Vorliegende Zeilen =

========================

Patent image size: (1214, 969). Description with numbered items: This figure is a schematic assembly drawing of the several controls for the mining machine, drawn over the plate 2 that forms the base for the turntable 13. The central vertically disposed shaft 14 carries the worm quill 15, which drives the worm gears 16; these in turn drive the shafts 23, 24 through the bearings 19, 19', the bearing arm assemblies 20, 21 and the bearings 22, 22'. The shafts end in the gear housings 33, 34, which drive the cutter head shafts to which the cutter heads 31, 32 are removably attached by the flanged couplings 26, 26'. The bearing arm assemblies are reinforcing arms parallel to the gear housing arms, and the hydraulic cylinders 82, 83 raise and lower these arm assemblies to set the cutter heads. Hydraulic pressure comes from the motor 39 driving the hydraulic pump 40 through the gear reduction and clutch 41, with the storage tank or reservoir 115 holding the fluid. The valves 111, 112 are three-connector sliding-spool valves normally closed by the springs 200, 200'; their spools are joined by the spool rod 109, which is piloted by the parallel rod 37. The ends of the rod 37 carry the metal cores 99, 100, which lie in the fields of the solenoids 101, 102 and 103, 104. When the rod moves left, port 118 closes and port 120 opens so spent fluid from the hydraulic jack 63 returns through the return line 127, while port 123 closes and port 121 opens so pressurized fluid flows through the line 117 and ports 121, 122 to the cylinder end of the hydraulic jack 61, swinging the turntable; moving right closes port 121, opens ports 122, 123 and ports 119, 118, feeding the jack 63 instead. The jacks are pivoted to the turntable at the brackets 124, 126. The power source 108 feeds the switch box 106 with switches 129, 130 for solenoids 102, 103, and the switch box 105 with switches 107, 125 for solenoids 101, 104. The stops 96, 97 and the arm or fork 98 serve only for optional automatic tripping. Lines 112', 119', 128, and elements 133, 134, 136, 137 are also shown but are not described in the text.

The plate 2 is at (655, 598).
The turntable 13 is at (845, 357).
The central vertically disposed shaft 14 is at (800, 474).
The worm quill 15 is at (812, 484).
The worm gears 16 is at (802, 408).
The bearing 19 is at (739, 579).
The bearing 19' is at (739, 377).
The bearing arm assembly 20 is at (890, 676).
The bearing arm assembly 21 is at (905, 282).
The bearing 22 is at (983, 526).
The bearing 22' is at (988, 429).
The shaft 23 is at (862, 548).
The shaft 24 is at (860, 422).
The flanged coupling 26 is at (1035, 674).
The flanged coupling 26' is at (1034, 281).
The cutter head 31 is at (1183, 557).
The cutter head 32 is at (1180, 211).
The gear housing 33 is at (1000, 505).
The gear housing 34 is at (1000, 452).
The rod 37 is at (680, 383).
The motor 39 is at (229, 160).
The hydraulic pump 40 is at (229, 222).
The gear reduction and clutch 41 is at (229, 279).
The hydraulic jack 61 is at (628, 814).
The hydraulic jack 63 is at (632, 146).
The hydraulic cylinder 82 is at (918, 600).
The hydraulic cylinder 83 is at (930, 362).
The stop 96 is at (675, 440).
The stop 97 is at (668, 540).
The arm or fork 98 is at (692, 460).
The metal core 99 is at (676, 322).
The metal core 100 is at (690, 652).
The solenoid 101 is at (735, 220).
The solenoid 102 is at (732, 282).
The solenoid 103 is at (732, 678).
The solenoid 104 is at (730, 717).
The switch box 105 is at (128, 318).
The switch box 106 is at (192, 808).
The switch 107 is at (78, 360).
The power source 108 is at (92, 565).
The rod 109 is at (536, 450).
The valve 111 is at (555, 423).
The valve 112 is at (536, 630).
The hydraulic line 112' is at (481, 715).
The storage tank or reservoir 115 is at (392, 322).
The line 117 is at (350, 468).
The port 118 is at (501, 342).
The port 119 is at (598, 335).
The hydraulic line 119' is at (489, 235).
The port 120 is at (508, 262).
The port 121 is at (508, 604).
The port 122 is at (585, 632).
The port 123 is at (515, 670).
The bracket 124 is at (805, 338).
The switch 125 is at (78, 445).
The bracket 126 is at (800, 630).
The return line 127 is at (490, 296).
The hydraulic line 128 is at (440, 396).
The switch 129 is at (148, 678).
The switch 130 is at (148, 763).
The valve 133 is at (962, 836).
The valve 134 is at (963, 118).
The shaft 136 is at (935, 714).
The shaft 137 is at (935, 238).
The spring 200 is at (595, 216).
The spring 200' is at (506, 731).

========================

Aufgabe = Kannst du die Zeilen vom Beginn der Diagrammbereichsdaten bis einschließlich der Zeile mit „The plate 2 is at (655, 598).“ unverändert ausgeben?

Lösung der Aufgabe =
Patent image size: (1214, 969). Description with numbered items: This figure is a schematic assembly drawing of the several controls for the mining machine, drawn over the plate 2 that forms the base for the turntable 13. The central vertically disposed shaft 14 carries the worm quill 15, which drives the worm gears 16; these in turn drive the shafts 23, 24 through the bearings 19, 19', the bearing arm assemblies 20, 21 and the bearings 22, 22'. The shafts end in the gear housings 33, 34, which drive the cutter head shafts to which the cutter heads 31, 32 are removably attached by the flanged couplings 26, 26'. The bearing arm assemblies are reinforcing arms parallel to the gear housing arms, and the hydraulic cylinders 82, 83 raise and lower these arm assemblies to set the cutter heads. Hydraulic pressure comes from the motor 39 driving the hydraulic pump 40 through the gear reduction and clutch 41, with the storage tank or reservoir 115 holding the fluid. The valves 111, 112 are three-connector sliding-spool valves normally closed by the springs 200, 200'; their spools are joined by the spool rod 109, which is piloted by the parallel rod 37. The ends of the rod 37 carry the metal cores 99, 100, which lie in the fields of the solenoids 101, 102 and 103, 104. When the rod moves left, port 118 closes and port 120 opens so spent fluid from the hydraulic jack 63 returns through the return line 127, while port 123 closes and port 121 opens so pressurized fluid flows through the line 117 and ports 121, 122 to the cylinder end of the hydraulic jack 61, swinging the turntable; moving right closes port 121, opens ports 122, 123 and ports 119, 118, feeding the jack 63 instead. The jacks are pivoted to the turntable at the brackets 124, 126. The power source 108 feeds the switch box 106 with switches 129, 130 for solenoids 102, 103, and the switch box 105 with switches 107, 125 for solenoids 101, 104. The stops 96, 97 and the arm or fork 98 serve only for optional automatic tripping. Lines 112', 119', 128, and elements 133, 134, 136, 137 are also shown but are not described in the text.

The plate 2 is at (655, 598).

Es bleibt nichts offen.